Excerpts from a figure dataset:
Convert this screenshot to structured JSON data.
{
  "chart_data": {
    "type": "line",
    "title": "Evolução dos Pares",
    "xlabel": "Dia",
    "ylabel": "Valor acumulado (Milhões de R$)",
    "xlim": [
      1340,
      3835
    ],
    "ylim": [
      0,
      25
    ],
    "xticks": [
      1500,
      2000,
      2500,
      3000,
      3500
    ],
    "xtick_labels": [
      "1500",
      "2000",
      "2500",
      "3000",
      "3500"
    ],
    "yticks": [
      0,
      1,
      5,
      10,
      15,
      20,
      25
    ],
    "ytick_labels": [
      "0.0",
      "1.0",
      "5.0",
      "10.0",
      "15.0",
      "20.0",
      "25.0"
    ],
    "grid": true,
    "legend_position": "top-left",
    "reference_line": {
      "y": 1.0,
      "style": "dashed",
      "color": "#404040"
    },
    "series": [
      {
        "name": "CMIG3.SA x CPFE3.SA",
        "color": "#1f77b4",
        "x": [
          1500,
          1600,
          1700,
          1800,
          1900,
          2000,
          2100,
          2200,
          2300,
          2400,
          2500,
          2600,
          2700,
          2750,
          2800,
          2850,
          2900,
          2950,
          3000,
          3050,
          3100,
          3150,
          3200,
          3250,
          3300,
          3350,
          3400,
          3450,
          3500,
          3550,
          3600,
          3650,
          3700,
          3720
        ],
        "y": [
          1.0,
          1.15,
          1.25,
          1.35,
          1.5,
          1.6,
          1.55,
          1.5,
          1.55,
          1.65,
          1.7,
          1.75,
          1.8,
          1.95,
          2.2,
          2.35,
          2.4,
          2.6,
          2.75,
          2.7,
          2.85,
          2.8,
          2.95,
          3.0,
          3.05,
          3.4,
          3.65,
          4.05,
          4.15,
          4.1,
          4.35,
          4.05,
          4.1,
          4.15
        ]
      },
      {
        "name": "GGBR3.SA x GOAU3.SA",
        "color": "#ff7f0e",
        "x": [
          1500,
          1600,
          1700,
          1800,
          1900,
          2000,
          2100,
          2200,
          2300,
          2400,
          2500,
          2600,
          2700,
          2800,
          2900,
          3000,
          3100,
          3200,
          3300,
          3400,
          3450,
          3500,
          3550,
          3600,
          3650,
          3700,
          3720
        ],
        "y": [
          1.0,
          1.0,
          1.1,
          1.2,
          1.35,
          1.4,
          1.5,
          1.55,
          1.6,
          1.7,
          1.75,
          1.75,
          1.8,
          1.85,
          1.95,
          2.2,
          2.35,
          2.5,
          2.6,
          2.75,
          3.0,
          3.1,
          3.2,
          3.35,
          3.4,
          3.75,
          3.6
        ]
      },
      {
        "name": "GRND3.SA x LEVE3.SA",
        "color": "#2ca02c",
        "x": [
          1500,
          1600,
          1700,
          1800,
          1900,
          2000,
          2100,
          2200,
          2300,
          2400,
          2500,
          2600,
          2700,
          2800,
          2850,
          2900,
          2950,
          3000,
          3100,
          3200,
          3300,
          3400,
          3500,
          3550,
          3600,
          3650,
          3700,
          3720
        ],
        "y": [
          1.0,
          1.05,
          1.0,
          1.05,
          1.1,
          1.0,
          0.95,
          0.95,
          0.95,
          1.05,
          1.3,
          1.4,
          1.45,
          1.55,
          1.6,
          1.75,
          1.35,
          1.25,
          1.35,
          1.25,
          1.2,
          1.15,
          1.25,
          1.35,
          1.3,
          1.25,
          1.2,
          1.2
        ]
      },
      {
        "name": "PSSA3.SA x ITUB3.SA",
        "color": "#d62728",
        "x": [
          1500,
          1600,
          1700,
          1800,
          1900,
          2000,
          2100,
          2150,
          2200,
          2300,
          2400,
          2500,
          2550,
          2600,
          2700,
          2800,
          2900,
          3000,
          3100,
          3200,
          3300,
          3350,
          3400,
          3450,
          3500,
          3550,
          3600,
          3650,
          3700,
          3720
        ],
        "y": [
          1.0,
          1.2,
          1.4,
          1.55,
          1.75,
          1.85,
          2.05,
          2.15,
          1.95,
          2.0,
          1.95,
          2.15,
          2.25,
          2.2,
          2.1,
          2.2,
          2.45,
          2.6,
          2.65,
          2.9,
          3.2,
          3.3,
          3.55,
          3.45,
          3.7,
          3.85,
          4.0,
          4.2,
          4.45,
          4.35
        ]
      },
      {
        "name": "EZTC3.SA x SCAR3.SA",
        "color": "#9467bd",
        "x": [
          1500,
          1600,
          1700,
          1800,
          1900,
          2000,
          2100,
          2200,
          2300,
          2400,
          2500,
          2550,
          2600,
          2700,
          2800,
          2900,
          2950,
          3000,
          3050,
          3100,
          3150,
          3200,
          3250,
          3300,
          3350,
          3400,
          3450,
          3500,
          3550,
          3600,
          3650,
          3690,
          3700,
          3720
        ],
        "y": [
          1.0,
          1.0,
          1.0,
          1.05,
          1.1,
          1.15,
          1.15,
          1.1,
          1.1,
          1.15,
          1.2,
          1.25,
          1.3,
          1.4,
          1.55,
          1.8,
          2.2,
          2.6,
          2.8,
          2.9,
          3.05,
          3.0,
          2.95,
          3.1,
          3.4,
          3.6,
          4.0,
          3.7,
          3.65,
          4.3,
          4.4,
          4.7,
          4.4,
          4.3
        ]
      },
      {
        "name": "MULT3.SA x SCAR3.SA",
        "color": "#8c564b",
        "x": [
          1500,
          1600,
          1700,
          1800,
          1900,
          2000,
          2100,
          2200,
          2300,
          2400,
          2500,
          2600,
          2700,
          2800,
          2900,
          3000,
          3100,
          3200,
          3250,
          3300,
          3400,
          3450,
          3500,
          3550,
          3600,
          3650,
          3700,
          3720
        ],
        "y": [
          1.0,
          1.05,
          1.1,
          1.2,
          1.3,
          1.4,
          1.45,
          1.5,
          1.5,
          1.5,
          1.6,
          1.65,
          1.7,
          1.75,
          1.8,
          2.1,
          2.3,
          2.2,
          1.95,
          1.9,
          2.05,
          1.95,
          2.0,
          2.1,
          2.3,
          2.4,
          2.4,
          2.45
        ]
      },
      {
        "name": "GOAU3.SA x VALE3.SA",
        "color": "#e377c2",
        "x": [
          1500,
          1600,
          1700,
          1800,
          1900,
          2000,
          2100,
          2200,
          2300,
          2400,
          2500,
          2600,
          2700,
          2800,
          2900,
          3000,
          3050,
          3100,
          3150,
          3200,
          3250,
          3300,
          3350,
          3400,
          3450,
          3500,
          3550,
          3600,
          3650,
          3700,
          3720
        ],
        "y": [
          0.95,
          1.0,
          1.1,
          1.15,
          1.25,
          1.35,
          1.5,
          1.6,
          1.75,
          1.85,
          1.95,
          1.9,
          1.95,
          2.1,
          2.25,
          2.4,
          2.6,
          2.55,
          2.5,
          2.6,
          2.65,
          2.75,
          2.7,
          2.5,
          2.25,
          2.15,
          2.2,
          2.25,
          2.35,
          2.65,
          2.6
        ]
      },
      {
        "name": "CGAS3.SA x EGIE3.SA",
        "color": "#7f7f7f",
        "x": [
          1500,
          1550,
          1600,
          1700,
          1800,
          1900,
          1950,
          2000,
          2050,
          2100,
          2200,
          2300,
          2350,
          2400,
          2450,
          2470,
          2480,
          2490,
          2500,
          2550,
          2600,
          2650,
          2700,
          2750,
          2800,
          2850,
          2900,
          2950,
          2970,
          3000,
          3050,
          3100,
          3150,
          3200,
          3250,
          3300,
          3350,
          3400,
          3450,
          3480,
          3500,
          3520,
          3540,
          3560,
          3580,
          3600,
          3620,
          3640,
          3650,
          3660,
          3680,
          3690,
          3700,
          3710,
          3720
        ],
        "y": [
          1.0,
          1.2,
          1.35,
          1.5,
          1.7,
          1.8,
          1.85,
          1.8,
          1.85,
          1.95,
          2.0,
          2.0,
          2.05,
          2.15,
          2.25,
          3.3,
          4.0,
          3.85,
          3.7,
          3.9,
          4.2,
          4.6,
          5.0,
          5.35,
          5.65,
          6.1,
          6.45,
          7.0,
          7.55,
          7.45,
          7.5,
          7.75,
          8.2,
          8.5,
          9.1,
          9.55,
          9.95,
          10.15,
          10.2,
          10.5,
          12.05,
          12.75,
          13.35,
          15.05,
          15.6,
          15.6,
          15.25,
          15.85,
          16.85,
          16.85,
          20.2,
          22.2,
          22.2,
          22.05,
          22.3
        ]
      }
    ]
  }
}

WHAT IS NEEDED> Lines that hold the word "color" are the ones to return, every one of them.

TASK OUTPUT>
      "color": "#404040"
        "color": "#1f77b4",
        "color": "#ff7f0e",
        "color": "#2ca02c",
        "color": "#d62728",
        "color": "#9467bd",
        "color": "#8c564b",
        "color": "#e377c2",
        "color": "#7f7f7f",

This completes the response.